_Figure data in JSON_
▼
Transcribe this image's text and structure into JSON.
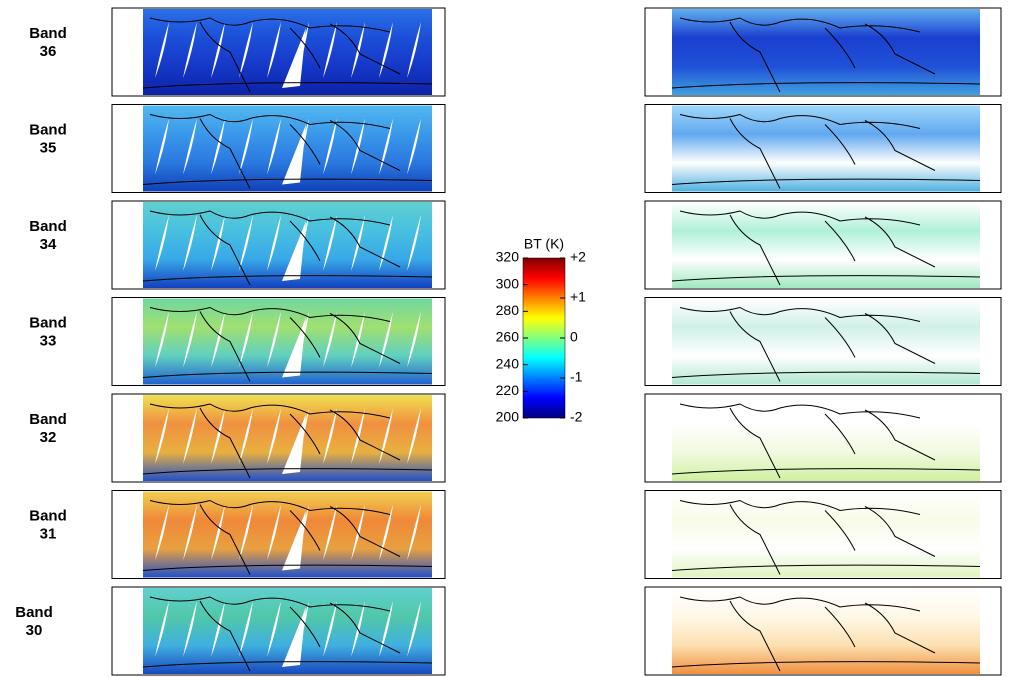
{
  "panels": [
    {
      "band": "Band",
      "number": "36"
    },
    {
      "band": "Band",
      "number": "35"
    },
    {
      "band": "Band",
      "number": "34"
    },
    {
      "band": "Band",
      "number": "33"
    },
    {
      "band": "Band",
      "number": "32"
    },
    {
      "band": "Band",
      "number": "31"
    },
    {
      "band": "Band",
      "number": "30"
    }
  ],
  "colorbar": {
    "title": "BT (K)",
    "lim": [
      200,
      320
    ],
    "ticks": [
      200,
      220,
      240,
      260,
      280,
      300,
      320
    ],
    "diff_lim": [
      -2,
      2
    ],
    "diff_ticks": [
      {
        "value": -2,
        "label": "-2"
      },
      -1,
      0,
      {
        "value": 1,
        "label": "+1"
      },
      {
        "value": 2,
        "label": "+2"
      }
    ]
  }
}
▲
_The problem_
Report each line in the preceding entries that holds the string "number".

_Solution to this problem_
      "number": "36"
      "number": "35"
      "number": "34"
      "number": "33"
      "number": "32"
      "number": "31"
      "number": "30"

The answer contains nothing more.